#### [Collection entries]
════════════════════

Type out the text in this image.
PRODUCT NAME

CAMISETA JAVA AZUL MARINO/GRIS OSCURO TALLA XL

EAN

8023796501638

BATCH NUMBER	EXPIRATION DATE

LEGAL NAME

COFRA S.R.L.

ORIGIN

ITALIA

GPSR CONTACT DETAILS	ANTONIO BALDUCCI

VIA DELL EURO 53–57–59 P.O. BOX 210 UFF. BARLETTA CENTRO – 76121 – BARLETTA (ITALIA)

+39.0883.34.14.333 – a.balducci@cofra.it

════════════════════

#### [Job]
Quote every record above exactly.

#### [Task result]
Type out the text in this image.
PRODUCT NAME

CAMISETA JAVA AZUL MARINO/GRIS OSCURO TALLA XL

EAN

8023796501638

BATCH NUMBER	EXPIRATION DATE

LEGAL NAME

COFRA S.R.L.

ORIGIN

ITALIA

GPSR CONTACT DETAILS	ANTONIO BALDUCCI

VIA DELL EURO 53–57–59 P.O. BOX 210 UFF. BARLETTA CENTRO – 76121 – BARLETTA (ITALIA)

+39.0883.34.14.333 – a.balducci@cofra.it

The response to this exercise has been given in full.